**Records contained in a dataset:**
⟨

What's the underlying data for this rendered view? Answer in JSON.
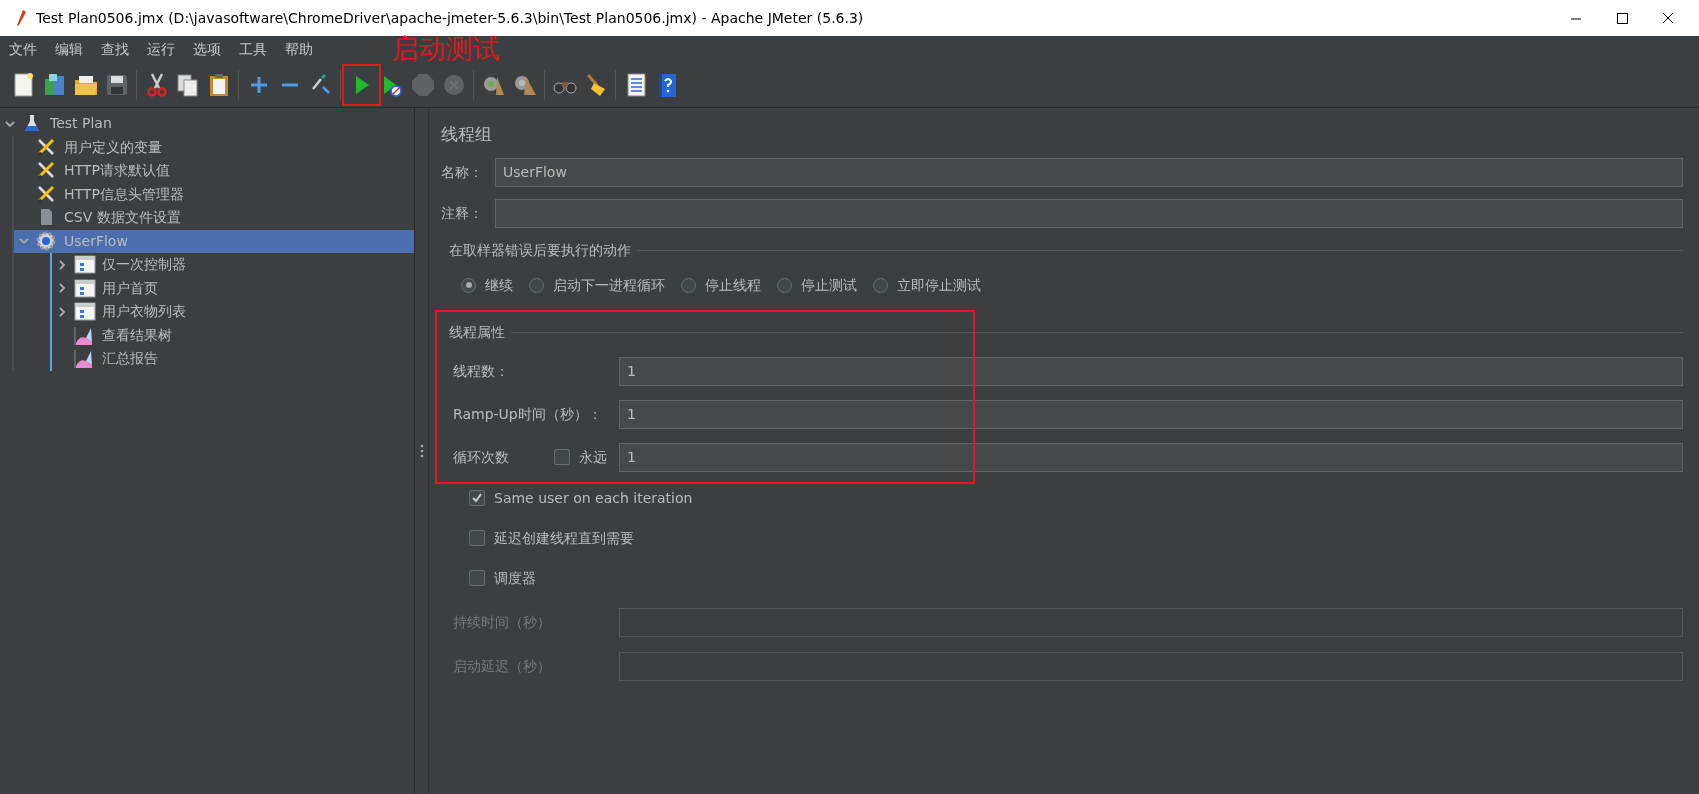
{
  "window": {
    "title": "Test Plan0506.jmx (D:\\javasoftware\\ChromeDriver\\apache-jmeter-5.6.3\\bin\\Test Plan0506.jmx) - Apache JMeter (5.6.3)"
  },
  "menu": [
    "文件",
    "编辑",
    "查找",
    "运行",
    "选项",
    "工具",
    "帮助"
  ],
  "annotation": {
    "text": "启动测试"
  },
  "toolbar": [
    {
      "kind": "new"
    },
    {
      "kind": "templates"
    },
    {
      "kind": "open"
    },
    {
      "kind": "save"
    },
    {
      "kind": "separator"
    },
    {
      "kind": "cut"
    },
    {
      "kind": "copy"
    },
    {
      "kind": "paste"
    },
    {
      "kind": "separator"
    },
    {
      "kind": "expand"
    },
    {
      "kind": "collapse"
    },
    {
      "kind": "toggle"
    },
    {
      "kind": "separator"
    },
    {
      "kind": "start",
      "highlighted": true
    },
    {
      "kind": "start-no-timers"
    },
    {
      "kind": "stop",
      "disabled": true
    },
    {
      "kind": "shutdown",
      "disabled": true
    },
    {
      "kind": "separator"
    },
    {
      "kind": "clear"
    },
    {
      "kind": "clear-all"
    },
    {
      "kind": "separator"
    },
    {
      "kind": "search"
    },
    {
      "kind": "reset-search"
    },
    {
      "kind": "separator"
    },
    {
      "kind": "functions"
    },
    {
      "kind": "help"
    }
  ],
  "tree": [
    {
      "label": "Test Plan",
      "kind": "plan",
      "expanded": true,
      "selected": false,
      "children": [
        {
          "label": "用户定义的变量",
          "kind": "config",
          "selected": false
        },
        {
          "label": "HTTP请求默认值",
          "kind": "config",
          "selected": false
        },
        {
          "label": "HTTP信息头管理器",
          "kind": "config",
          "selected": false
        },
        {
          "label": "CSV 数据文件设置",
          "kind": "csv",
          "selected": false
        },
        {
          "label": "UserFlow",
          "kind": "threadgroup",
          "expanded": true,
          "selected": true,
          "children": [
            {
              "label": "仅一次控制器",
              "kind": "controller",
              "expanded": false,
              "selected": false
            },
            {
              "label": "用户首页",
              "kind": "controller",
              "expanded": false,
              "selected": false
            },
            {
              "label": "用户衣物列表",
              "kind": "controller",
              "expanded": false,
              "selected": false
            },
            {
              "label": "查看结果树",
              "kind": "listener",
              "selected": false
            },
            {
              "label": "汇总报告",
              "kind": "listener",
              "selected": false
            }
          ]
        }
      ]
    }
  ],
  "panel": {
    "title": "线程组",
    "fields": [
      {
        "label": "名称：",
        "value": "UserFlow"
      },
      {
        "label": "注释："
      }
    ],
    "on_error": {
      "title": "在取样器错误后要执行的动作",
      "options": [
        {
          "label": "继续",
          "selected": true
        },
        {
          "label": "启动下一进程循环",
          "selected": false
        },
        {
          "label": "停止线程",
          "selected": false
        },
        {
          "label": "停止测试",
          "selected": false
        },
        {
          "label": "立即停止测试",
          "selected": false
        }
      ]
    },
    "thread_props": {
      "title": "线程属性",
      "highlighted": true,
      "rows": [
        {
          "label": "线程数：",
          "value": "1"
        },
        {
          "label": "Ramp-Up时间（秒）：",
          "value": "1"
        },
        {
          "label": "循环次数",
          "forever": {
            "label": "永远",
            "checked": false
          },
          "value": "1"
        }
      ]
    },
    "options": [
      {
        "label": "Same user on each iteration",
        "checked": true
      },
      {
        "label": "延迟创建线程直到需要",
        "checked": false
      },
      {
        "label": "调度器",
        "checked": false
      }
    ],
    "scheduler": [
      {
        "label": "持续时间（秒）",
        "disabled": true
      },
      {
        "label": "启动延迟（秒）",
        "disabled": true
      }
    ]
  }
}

⟩
⟨

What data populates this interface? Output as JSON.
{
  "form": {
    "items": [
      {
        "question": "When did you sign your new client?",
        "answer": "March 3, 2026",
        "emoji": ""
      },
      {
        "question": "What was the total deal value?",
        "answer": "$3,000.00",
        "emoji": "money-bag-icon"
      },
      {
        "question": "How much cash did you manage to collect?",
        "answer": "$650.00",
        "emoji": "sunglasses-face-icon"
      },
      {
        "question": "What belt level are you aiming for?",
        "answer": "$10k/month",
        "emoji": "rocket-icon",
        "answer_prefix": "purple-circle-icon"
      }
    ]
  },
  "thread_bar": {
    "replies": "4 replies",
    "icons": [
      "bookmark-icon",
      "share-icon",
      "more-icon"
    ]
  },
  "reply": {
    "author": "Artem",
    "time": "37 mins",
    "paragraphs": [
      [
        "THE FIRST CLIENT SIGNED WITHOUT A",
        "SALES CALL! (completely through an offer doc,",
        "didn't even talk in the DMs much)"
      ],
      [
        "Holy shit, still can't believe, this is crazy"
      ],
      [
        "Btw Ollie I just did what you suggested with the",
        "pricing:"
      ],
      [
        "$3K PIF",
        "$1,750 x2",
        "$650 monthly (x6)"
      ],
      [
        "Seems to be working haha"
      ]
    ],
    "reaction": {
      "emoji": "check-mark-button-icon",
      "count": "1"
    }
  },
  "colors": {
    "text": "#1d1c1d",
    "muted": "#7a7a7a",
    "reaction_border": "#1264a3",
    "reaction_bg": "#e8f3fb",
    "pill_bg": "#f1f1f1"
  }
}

⟩

Above are lines of data; state how many of them contain the word "Test", with no other output.

2